* [TASK]:
Your answer must be a single number: how many lines in the records include the word "ceramint".

───── RECORDS SHOWN

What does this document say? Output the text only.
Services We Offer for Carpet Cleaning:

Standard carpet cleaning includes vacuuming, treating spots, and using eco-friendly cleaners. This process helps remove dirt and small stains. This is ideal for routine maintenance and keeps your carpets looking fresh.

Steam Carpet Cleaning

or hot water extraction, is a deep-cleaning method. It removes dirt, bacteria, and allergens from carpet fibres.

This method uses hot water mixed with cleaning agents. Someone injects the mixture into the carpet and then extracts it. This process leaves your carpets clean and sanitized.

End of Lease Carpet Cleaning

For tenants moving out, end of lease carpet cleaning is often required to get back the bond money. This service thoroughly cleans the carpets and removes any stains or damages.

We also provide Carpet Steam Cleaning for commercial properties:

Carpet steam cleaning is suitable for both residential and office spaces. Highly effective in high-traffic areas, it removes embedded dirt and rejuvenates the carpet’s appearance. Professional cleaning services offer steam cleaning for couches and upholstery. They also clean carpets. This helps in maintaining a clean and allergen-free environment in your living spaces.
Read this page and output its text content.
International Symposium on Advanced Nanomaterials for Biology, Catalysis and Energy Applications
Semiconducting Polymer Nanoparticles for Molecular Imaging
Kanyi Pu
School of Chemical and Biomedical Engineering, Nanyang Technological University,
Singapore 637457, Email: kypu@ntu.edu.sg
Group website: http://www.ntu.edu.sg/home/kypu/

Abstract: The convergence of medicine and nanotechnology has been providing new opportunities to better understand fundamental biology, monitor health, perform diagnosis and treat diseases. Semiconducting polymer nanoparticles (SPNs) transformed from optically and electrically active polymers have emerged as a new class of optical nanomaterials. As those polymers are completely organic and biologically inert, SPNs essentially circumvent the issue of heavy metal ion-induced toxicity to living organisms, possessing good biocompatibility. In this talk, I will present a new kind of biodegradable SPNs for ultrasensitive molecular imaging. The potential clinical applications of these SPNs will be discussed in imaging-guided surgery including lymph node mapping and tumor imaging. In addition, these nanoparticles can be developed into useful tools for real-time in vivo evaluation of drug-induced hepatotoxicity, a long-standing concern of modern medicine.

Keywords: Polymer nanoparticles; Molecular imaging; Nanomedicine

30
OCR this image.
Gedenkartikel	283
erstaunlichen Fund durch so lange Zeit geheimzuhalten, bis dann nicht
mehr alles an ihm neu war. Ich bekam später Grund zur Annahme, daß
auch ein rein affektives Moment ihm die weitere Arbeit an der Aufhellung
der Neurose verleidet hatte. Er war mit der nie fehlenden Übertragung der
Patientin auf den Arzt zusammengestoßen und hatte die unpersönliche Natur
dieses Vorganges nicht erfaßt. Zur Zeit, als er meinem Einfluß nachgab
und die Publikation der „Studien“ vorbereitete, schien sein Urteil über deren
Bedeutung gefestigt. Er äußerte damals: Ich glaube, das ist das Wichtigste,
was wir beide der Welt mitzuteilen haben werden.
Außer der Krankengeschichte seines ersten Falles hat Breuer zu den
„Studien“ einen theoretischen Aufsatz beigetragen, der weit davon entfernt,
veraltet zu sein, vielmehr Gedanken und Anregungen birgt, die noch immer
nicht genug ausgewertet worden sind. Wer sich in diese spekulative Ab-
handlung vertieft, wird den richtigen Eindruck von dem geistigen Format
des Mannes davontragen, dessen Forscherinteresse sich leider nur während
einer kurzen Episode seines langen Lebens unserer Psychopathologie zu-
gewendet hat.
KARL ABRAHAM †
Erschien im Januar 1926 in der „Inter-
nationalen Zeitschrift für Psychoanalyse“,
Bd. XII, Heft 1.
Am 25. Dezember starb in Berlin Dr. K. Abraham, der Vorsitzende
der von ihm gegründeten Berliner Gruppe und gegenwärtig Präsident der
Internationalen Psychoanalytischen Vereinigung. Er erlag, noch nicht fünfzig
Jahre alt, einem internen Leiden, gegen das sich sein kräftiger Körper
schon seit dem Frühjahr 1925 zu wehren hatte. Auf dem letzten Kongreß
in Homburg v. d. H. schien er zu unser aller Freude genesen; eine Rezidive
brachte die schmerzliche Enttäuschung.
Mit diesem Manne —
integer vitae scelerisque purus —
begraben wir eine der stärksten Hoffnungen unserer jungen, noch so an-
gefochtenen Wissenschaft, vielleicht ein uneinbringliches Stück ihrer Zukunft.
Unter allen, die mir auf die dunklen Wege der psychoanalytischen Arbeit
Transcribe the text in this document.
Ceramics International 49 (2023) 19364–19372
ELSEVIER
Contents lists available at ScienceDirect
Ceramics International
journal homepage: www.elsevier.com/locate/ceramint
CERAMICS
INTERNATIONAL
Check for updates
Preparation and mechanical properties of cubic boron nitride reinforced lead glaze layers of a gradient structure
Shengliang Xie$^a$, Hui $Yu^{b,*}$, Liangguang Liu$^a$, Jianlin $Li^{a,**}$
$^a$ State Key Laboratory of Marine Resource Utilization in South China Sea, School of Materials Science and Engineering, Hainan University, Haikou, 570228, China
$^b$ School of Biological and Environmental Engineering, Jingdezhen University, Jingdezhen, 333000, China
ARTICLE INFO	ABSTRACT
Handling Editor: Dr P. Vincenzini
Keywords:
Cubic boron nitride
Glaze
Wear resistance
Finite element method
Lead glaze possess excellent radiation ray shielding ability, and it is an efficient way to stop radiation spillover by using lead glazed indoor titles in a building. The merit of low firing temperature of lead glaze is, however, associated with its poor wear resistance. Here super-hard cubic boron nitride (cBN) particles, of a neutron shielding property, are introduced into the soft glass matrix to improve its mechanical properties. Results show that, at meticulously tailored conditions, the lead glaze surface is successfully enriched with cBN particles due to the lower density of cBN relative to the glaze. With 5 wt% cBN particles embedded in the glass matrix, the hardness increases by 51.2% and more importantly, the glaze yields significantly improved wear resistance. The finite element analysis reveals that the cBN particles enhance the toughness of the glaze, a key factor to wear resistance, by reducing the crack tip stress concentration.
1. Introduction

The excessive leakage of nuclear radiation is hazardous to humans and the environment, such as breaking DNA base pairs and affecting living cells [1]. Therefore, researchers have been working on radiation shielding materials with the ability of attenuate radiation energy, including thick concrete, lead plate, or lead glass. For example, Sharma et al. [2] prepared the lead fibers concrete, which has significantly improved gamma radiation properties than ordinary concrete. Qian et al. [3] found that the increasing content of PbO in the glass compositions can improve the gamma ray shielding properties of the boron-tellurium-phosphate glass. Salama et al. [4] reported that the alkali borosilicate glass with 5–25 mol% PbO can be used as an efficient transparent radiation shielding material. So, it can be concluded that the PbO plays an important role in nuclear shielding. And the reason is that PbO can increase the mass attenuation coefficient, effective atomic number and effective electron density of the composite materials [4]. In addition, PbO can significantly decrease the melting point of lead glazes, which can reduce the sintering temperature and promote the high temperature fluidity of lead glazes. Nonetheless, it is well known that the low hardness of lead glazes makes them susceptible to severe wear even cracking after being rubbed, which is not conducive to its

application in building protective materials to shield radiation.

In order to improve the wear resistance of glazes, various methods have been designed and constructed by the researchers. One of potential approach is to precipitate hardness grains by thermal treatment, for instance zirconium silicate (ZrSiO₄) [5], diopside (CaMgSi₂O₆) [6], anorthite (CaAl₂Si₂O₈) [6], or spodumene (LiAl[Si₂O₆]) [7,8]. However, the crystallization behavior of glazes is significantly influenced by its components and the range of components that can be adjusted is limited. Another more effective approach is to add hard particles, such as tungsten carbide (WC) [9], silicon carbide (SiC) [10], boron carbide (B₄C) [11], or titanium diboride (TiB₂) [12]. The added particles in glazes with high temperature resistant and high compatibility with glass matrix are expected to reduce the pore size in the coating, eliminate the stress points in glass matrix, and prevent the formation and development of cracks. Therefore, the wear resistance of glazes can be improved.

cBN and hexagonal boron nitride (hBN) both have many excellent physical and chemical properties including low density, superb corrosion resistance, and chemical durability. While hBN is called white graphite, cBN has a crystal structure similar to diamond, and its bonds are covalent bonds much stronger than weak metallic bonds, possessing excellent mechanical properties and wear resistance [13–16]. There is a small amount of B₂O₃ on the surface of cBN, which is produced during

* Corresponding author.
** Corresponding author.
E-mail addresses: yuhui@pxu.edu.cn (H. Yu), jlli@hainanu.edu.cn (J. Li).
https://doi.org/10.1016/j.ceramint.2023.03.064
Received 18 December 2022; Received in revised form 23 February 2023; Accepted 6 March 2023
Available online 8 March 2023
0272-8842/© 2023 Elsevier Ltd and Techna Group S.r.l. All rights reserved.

──────────

* [RESPONSE]:
2